Figure content listings:
····················

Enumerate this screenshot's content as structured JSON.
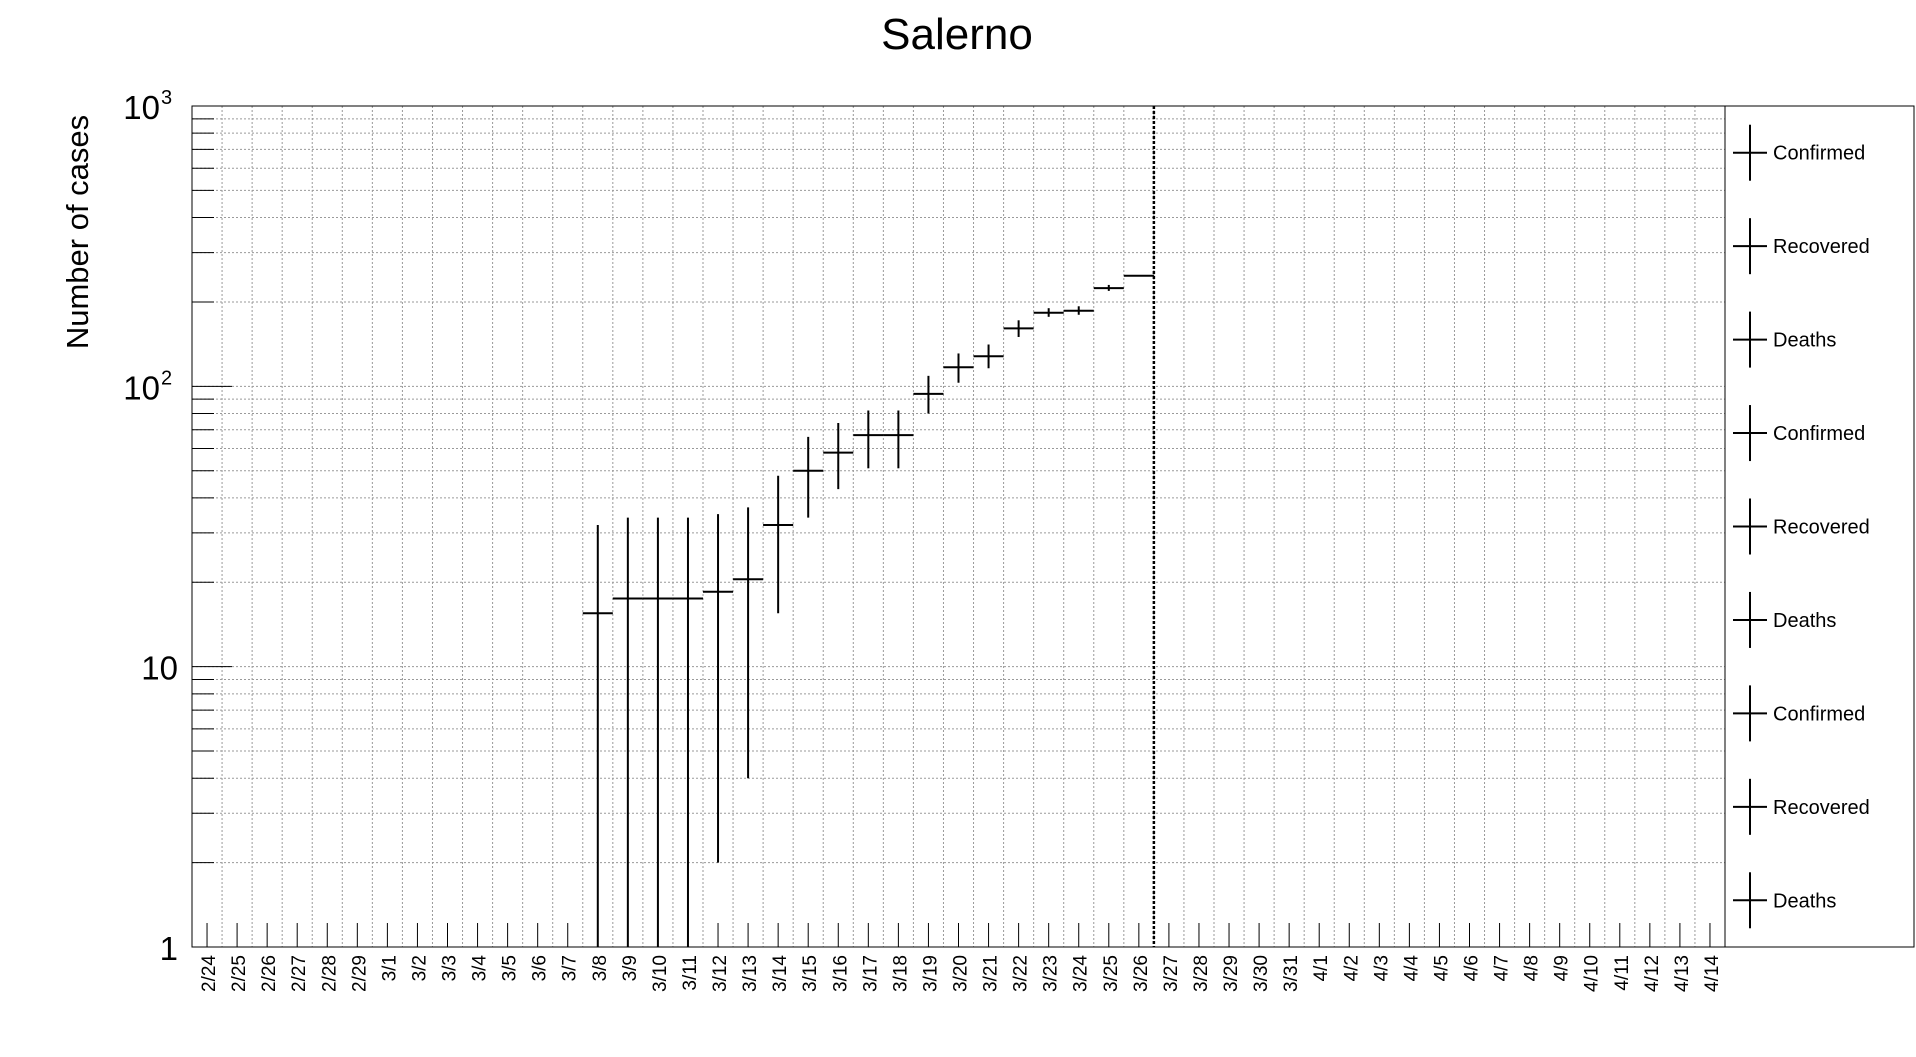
{
  "chart_data": {
    "type": "scatter",
    "title": "Salerno",
    "xlabel": "",
    "ylabel": "Number of cases",
    "yscale": "log",
    "ylim": [
      1,
      1000
    ],
    "grid": true,
    "legend_position": "right",
    "categories": [
      "2/24",
      "2/25",
      "2/26",
      "2/27",
      "2/28",
      "2/29",
      "3/1",
      "3/2",
      "3/3",
      "3/4",
      "3/5",
      "3/6",
      "3/7",
      "3/8",
      "3/9",
      "3/10",
      "3/11",
      "3/12",
      "3/13",
      "3/14",
      "3/15",
      "3/16",
      "3/17",
      "3/18",
      "3/19",
      "3/20",
      "3/21",
      "3/22",
      "3/23",
      "3/24",
      "3/25",
      "3/26",
      "3/27",
      "3/28",
      "3/29",
      "3/30",
      "3/31",
      "4/1",
      "4/2",
      "4/3",
      "4/4",
      "4/5",
      "4/6",
      "4/7",
      "4/8",
      "4/9",
      "4/10",
      "4/11",
      "4/12",
      "4/13",
      "4/14"
    ],
    "y_ticks": [
      {
        "value": 1,
        "label": "1",
        "sup": ""
      },
      {
        "value": 10,
        "label": "10",
        "sup": ""
      },
      {
        "value": 100,
        "label": "10",
        "sup": "2"
      },
      {
        "value": 1000,
        "label": "10",
        "sup": "3"
      }
    ],
    "series": [
      {
        "name": "Confirmed",
        "color": "#000000",
        "points": [
          {
            "x": "3/8",
            "y": 15.5,
            "ylow": 1,
            "yhigh": 32
          },
          {
            "x": "3/9",
            "y": 17.5,
            "ylow": 1,
            "yhigh": 34
          },
          {
            "x": "3/10",
            "y": 17.5,
            "ylow": 1,
            "yhigh": 34
          },
          {
            "x": "3/11",
            "y": 17.5,
            "ylow": 1,
            "yhigh": 34
          },
          {
            "x": "3/12",
            "y": 18.5,
            "ylow": 2,
            "yhigh": 35
          },
          {
            "x": "3/13",
            "y": 20.5,
            "ylow": 4,
            "yhigh": 37
          },
          {
            "x": "3/14",
            "y": 32,
            "ylow": 15.5,
            "yhigh": 48
          },
          {
            "x": "3/15",
            "y": 50,
            "ylow": 34,
            "yhigh": 66
          },
          {
            "x": "3/16",
            "y": 58,
            "ylow": 43,
            "yhigh": 74
          },
          {
            "x": "3/17",
            "y": 67,
            "ylow": 51,
            "yhigh": 82
          },
          {
            "x": "3/18",
            "y": 67,
            "ylow": 51,
            "yhigh": 82
          },
          {
            "x": "3/19",
            "y": 94,
            "ylow": 80,
            "yhigh": 109
          },
          {
            "x": "3/20",
            "y": 117,
            "ylow": 103,
            "yhigh": 131
          },
          {
            "x": "3/21",
            "y": 128,
            "ylow": 116,
            "yhigh": 141
          },
          {
            "x": "3/22",
            "y": 161,
            "ylow": 150,
            "yhigh": 172
          },
          {
            "x": "3/23",
            "y": 183,
            "ylow": 177,
            "yhigh": 190
          },
          {
            "x": "3/24",
            "y": 186,
            "ylow": 180,
            "yhigh": 193
          },
          {
            "x": "3/25",
            "y": 224,
            "ylow": 219,
            "yhigh": 230
          },
          {
            "x": "3/26",
            "y": 248,
            "ylow": 248,
            "yhigh": 248
          }
        ]
      }
    ],
    "reference_line": {
      "x_after": "3/26"
    },
    "legend": [
      "Confirmed",
      "Recovered",
      "Deaths",
      "Confirmed",
      "Recovered",
      "Deaths",
      "Confirmed",
      "Recovered",
      "Deaths"
    ]
  }
}
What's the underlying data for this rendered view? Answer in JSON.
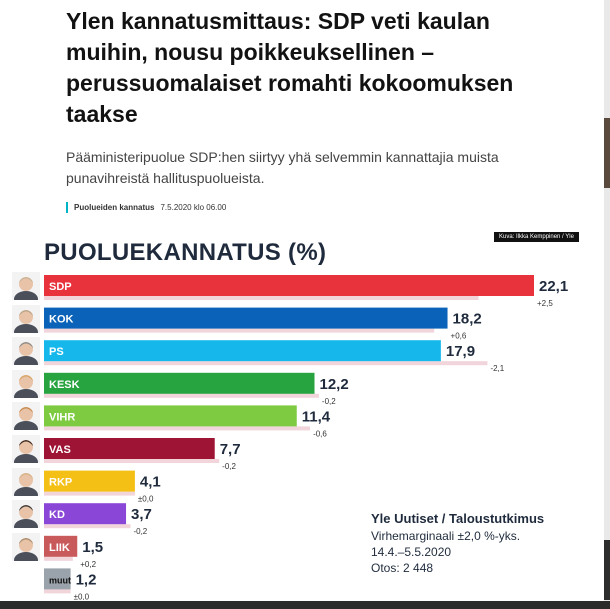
{
  "article": {
    "headline": "Ylen kannatusmittaus: SDP veti kaulan muihin, nousu poikkeuksellinen – perussuomalaiset romahti kokoomuksen taakse",
    "lead": "Pääministeripuolue SDP:hen siirtyy yhä selvemmin kannattajia muista punavihreistä hallituspuolueista.",
    "category": "Puolueiden kannatus",
    "date": "7.5.2020 klo 06.00",
    "photo_credit": "Kuva: Ilkka Kemppinen / Yle"
  },
  "source": {
    "title": "Yle Uutiset / Taloustutkimus",
    "margin": "Virhemarginaali ±2,0 %-yks.",
    "period": "14.4.–5.5.2020",
    "sample": "Otos: 2 448"
  },
  "chart_data": {
    "type": "bar",
    "orientation": "horizontal",
    "title": "PUOLUEKANNATUS (%)",
    "categories": [
      "SDP",
      "KOK",
      "PS",
      "KESK",
      "VIHR",
      "VAS",
      "RKP",
      "KD",
      "LIIK",
      "muut"
    ],
    "values": [
      22.1,
      18.2,
      17.9,
      12.2,
      11.4,
      7.7,
      4.1,
      3.7,
      1.5,
      1.2
    ],
    "value_labels": [
      "22,1",
      "18,2",
      "17,9",
      "12,2",
      "11,4",
      "7,7",
      "4,1",
      "3,7",
      "1,5",
      "1,2"
    ],
    "changes": [
      2.5,
      0.6,
      -2.1,
      -0.2,
      -0.6,
      -0.2,
      0.0,
      -0.2,
      0.2,
      0.0
    ],
    "change_labels": [
      "+2,5",
      "+0,6",
      "-2,1",
      "-0,2",
      "-0,6",
      "-0,2",
      "±0,0",
      "-0,2",
      "+0,2",
      "±0,0"
    ],
    "colors": [
      "#e8333c",
      "#0a63b8",
      "#16b8ec",
      "#27a33f",
      "#7ecb41",
      "#9d1434",
      "#f4c015",
      "#8a46d6",
      "#c95a5c",
      "#9aa3ab"
    ],
    "label_text_colors": [
      "#ffffff",
      "#ffffff",
      "#ffffff",
      "#ffffff",
      "#ffffff",
      "#ffffff",
      "#ffffff",
      "#ffffff",
      "#ffffff",
      "#111111"
    ],
    "previous_bar_color": "#f1d5db",
    "xlim": [
      0,
      22.1
    ],
    "grid": false,
    "legend": "none"
  }
}
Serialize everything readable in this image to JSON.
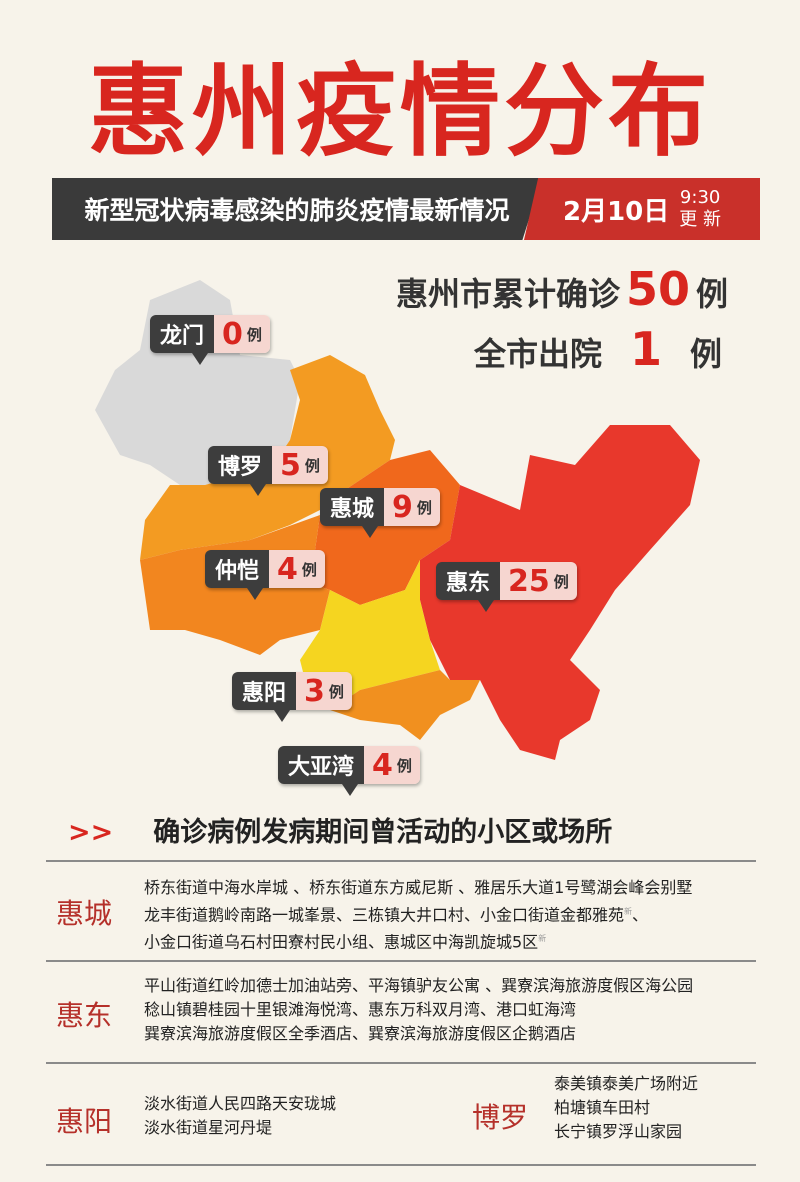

····················

SHORT EXERCISE:
Can the entries above be repeated exactly, without their pictures?

THE REPLY:
Enumerate this screenshot's content as structured JSON.
{
  "chart_data": {
    "type": "scatter",
    "title": "Salerno",
    "xlabel": "",
    "ylabel": "Number of cases",
    "yscale": "log",
    "ylim": [
      1,
      1000
    ],
    "grid": true,
    "legend_position": "right",
    "categories": [
      "2/24",
      "2/25",
      "2/26",
      "2/27",
      "2/28",
      "2/29",
      "3/1",
      "3/2",
      "3/3",
      "3/4",
      "3/5",
      "3/6",
      "3/7",
      "3/8",
      "3/9",
      "3/10",
      "3/11",
      "3/12",
      "3/13",
      "3/14",
      "3/15",
      "3/16",
      "3/17",
      "3/18",
      "3/19",
      "3/20",
      "3/21",
      "3/22",
      "3/23",
      "3/24",
      "3/25",
      "3/26",
      "3/27",
      "3/28",
      "3/29",
      "3/30",
      "3/31",
      "4/1",
      "4/2",
      "4/3",
      "4/4",
      "4/5",
      "4/6",
      "4/7",
      "4/8",
      "4/9",
      "4/10",
      "4/11",
      "4/12",
      "4/13",
      "4/14"
    ],
    "y_ticks": [
      {
        "value": 1,
        "label": "1",
        "sup": ""
      },
      {
        "value": 10,
        "label": "10",
        "sup": ""
      },
      {
        "value": 100,
        "label": "10",
        "sup": "2"
      },
      {
        "value": 1000,
        "label": "10",
        "sup": "3"
      }
    ],
    "series": [
      {
        "name": "Confirmed",
        "color": "#000000",
        "points": [
          {
            "x": "3/8",
            "y": 15.5,
            "ylow": 1,
            "yhigh": 32
          },
          {
            "x": "3/9",
            "y": 17.5,
            "ylow": 1,
            "yhigh": 34
          },
          {
            "x": "3/10",
            "y": 17.5,
            "ylow": 1,
            "yhigh": 34
          },
          {
            "x": "3/11",
            "y": 17.5,
            "ylow": 1,
            "yhigh": 34
          },
          {
            "x": "3/12",
            "y": 18.5,
            "ylow": 2,
            "yhigh": 35
          },
          {
            "x": "3/13",
            "y": 20.5,
            "ylow": 4,
            "yhigh": 37
          },
          {
            "x": "3/14",
            "y": 32,
            "ylow": 15.5,
            "yhigh": 48
          },
          {
            "x": "3/15",
            "y": 50,
            "ylow": 34,
            "yhigh": 66
          },
          {
            "x": "3/16",
            "y": 58,
            "ylow": 43,
            "yhigh": 74
          },
          {
            "x": "3/17",
            "y": 67,
            "ylow": 51,
            "yhigh": 82
          },
          {
            "x": "3/18",
            "y": 67,
            "ylow": 51,
            "yhigh": 82
          },
          {
            "x": "3/19",
            "y": 94,
            "ylow": 80,
            "yhigh": 109
          },
          {
            "x": "3/20",
            "y": 117,
            "ylow": 103,
            "yhigh": 131
          },
          {
            "x": "3/21",
            "y": 128,
            "ylow": 116,
            "yhigh": 141
          },
          {
            "x": "3/22",
            "y": 161,
            "ylow": 150,
            "yhigh": 172
          },
          {
            "x": "3/23",
            "y": 183,
            "ylow": 177,
            "yhigh": 190
          },
          {
            "x": "3/24",
            "y": 186,
            "ylow": 180,
            "yhigh": 193
          },
          {
            "x": "3/25",
            "y": 224,
            "ylow": 219,
            "yhigh": 230
          },
          {
            "x": "3/26",
            "y": 248,
            "ylow": 248,
            "yhigh": 248
          }
        ]
      }
    ],
    "reference_line": {
      "x_after": "3/26"
    },
    "legend": [
      "Confirmed",
      "Recovered",
      "Deaths",
      "Confirmed",
      "Recovered",
      "Deaths",
      "Confirmed",
      "Recovered",
      "Deaths"
    ]
  }
}
What's the underlying data for this rendered view? Answer in JSON.
{
  "article": {
    "headline": "Ylen kannatusmittaus: SDP veti kaulan muihin, nousu poikkeuksellinen – perussuomalaiset romahti kokoomuksen taakse",
    "lead": "Pääministeripuolue SDP:hen siirtyy yhä selvemmin kannattajia muista punavihreistä hallituspuolueista.",
    "category": "Puolueiden kannatus",
    "date": "7.5.2020 klo 06.00",
    "photo_credit": "Kuva: Ilkka Kemppinen / Yle"
  },
  "source": {
    "title": "Yle Uutiset / Taloustutkimus",
    "margin": "Virhemarginaali ±2,0 %-yks.",
    "period": "14.4.–5.5.2020",
    "sample": "Otos: 2 448"
  },
  "chart_data": {
    "type": "bar",
    "orientation": "horizontal",
    "title": "PUOLUEKANNATUS (%)",
    "categories": [
      "SDP",
      "KOK",
      "PS",
      "KESK",
      "VIHR",
      "VAS",
      "RKP",
      "KD",
      "LIIK",
      "muut"
    ],
    "values": [
      22.1,
      18.2,
      17.9,
      12.2,
      11.4,
      7.7,
      4.1,
      3.7,
      1.5,
      1.2
    ],
    "value_labels": [
      "22,1",
      "18,2",
      "17,9",
      "12,2",
      "11,4",
      "7,7",
      "4,1",
      "3,7",
      "1,5",
      "1,2"
    ],
    "changes": [
      2.5,
      0.6,
      -2.1,
      -0.2,
      -0.6,
      -0.2,
      0.0,
      -0.2,
      0.2,
      0.0
    ],
    "change_labels": [
      "+2,5",
      "+0,6",
      "-2,1",
      "-0,2",
      "-0,6",
      "-0,2",
      "±0,0",
      "-0,2",
      "+0,2",
      "±0,0"
    ],
    "colors": [
      "#e8333c",
      "#0a63b8",
      "#16b8ec",
      "#27a33f",
      "#7ecb41",
      "#9d1434",
      "#f4c015",
      "#8a46d6",
      "#c95a5c",
      "#9aa3ab"
    ],
    "label_text_colors": [
      "#ffffff",
      "#ffffff",
      "#ffffff",
      "#ffffff",
      "#ffffff",
      "#ffffff",
      "#ffffff",
      "#ffffff",
      "#ffffff",
      "#111111"
    ],
    "previous_bar_color": "#f1d5db",
    "xlim": [
      0,
      22.1
    ],
    "grid": false,
    "legend": "none"
  }
}
Serialize everything readable in this image to JSON.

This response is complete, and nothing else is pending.